> **Exercise task**
Restate, word for word, all of the material shown below.

> **Data for this task**
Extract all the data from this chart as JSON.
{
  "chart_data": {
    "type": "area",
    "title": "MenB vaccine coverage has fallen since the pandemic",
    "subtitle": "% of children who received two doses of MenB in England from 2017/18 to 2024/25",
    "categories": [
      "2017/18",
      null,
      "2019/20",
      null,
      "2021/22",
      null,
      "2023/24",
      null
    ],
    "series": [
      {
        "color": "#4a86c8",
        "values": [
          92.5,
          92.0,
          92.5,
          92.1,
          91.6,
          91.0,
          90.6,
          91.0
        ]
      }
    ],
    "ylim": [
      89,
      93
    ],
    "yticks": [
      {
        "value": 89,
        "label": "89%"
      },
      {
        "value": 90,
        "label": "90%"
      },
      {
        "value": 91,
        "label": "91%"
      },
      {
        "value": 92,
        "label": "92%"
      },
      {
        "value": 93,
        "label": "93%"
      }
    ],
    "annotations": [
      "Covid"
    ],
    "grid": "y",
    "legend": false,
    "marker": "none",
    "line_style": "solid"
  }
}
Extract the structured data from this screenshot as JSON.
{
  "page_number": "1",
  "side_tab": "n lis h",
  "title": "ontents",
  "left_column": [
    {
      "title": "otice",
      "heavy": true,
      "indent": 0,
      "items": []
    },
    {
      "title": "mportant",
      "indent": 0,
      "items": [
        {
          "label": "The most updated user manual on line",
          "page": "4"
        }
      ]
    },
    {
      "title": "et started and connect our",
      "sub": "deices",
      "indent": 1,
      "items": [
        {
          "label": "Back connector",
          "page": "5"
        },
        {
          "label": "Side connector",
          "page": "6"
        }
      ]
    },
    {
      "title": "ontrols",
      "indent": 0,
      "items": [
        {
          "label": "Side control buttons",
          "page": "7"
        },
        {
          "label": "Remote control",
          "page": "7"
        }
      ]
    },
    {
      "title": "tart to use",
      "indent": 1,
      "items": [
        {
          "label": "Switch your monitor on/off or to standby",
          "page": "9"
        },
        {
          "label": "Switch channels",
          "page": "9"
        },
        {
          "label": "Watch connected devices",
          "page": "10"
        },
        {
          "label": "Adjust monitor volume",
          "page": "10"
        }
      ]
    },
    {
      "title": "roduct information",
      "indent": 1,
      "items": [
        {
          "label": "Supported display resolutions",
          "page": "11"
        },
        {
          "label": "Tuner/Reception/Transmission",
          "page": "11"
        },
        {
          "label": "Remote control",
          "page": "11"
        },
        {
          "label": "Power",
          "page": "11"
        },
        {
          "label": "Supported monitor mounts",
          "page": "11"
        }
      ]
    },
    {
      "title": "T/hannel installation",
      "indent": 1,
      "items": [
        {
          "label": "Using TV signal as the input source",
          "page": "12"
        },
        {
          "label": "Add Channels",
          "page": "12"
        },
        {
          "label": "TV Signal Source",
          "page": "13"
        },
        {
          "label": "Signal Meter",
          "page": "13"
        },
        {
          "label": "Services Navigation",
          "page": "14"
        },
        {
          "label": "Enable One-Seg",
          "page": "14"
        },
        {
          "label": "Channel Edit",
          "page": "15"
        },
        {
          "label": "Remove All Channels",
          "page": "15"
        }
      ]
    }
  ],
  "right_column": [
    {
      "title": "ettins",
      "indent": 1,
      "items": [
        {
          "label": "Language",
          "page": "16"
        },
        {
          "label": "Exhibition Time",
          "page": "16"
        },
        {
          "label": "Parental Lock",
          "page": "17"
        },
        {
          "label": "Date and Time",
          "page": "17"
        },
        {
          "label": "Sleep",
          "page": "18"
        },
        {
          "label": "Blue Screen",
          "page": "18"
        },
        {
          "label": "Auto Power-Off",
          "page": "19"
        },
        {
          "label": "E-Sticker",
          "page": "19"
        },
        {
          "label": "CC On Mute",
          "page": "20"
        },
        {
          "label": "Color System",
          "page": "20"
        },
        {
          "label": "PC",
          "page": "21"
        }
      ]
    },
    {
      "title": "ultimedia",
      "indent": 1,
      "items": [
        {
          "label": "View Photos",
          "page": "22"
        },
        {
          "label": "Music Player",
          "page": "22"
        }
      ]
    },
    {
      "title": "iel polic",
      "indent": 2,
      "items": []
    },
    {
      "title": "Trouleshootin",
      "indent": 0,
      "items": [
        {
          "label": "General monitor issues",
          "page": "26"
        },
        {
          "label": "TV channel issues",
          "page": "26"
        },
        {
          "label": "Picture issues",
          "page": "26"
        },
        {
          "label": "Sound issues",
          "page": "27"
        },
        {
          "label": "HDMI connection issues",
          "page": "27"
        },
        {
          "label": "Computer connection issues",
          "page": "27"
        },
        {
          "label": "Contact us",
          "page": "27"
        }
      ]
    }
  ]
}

> **The answer**
Extract all the data from this chart as JSON.
{
  "chart_data": {
    "type": "area",
    "title": "MenB vaccine coverage has fallen since the pandemic",
    "subtitle": "% of children who received two doses of MenB in England from 2017/18 to 2024/25",
    "categories": [
      "2017/18",
      null,
      "2019/20",
      null,
      "2021/22",
      null,
      "2023/24",
      null
    ],
    "series": [
      {
        "color": "#4a86c8",
        "values": [
          92.5,
          92.0,
          92.5,
          92.1,
          91.6,
          91.0,
          90.6,
          91.0
        ]
      }
    ],
    "ylim": [
      89,
      93
    ],
    "yticks": [
      {
        "value": 89,
        "label": "89%"
      },
      {
        "value": 90,
        "label": "90%"
      },
      {
        "value": 91,
        "label": "91%"
      },
      {
        "value": 92,
        "label": "92%"
      },
      {
        "value": 93,
        "label": "93%"
      }
    ],
    "annotations": [
      "Covid"
    ],
    "grid": "y",
    "legend": false,
    "marker": "none",
    "line_style": "solid"
  }
}
Extract the structured data from this screenshot as JSON.
{
  "page_number": "1",
  "side_tab": "n lis h",
  "title": "ontents",
  "left_column": [
    {
      "title": "otice",
      "heavy": true,
      "indent": 0,
      "items": []
    },
    {
      "title": "mportant",
      "indent": 0,
      "items": [
        {
          "label": "The most updated user manual on line",
          "page": "4"
        }
      ]
    },
    {
      "title": "et started and connect our",
      "sub": "deices",
      "indent": 1,
      "items": [
        {
          "label": "Back connector",
          "page": "5"
        },
        {
          "label": "Side connector",
          "page": "6"
        }
      ]
    },
    {
      "title": "ontrols",
      "indent": 0,
      "items": [
        {
          "label": "Side control buttons",
          "page": "7"
        },
        {
          "label": "Remote control",
          "page": "7"
        }
      ]
    },
    {
      "title": "tart to use",
      "indent": 1,
      "items": [
        {
          "label": "Switch your monitor on/off or to standby",
          "page": "9"
        },
        {
          "label": "Switch channels",
          "page": "9"
        },
        {
          "label": "Watch connected devices",
          "page": "10"
        },
        {
          "label": "Adjust monitor volume",
          "page": "10"
        }
      ]
    },
    {
      "title": "roduct information",
      "indent": 1,
      "items": [
        {
          "label": "Supported display resolutions",
          "page": "11"
        },
        {
          "label": "Tuner/Reception/Transmission",
          "page": "11"
        },
        {
          "label": "Remote control",
          "page": "11"
        },
        {
          "label": "Power",
          "page": "11"
        },
        {
          "label": "Supported monitor mounts",
          "page": "11"
        }
      ]
    },
    {
      "title": "T/hannel installation",
      "indent": 1,
      "items": [
        {
          "label": "Using TV signal as the input source",
          "page": "12"
        },
        {
          "label": "Add Channels",
          "page": "12"
        },
        {
          "label": "TV Signal Source",
          "page": "13"
        },
        {
          "label": "Signal Meter",
          "page": "13"
        },
        {
          "label": "Services Navigation",
          "page": "14"
        },
        {
          "label": "Enable One-Seg",
          "page": "14"
        },
        {
          "label": "Channel Edit",
          "page": "15"
        },
        {
          "label": "Remove All Channels",
          "page": "15"
        }
      ]
    }
  ],
  "right_column": [
    {
      "title": "ettins",
      "indent": 1,
      "items": [
        {
          "label": "Language",
          "page": "16"
        },
        {
          "label": "Exhibition Time",
          "page": "16"
        },
        {
          "label": "Parental Lock",
          "page": "17"
        },
        {
          "label": "Date and Time",
          "page": "17"
        },
        {
          "label": "Sleep",
          "page": "18"
        },
        {
          "label": "Blue Screen",
          "page": "18"
        },
        {
          "label": "Auto Power-Off",
          "page": "19"
        },
        {
          "label": "E-Sticker",
          "page": "19"
        },
        {
          "label": "CC On Mute",
          "page": "20"
        },
        {
          "label": "Color System",
          "page": "20"
        },
        {
          "label": "PC",
          "page": "21"
        }
      ]
    },
    {
      "title": "ultimedia",
      "indent": 1,
      "items": [
        {
          "label": "View Photos",
          "page": "22"
        },
        {
          "label": "Music Player",
          "page": "22"
        }
      ]
    },
    {
      "title": "iel polic",
      "indent": 2,
      "items": []
    },
    {
      "title": "Trouleshootin",
      "indent": 0,
      "items": [
        {
          "label": "General monitor issues",
          "page": "26"
        },
        {
          "label": "TV channel issues",
          "page": "26"
        },
        {
          "label": "Picture issues",
          "page": "26"
        },
        {
          "label": "Sound issues",
          "page": "27"
        },
        {
          "label": "HDMI connection issues",
          "page": "27"
        },
        {
          "label": "Computer connection issues",
          "page": "27"
        },
        {
          "label": "Contact us",
          "page": "27"
        }
      ]
    }
  ]
}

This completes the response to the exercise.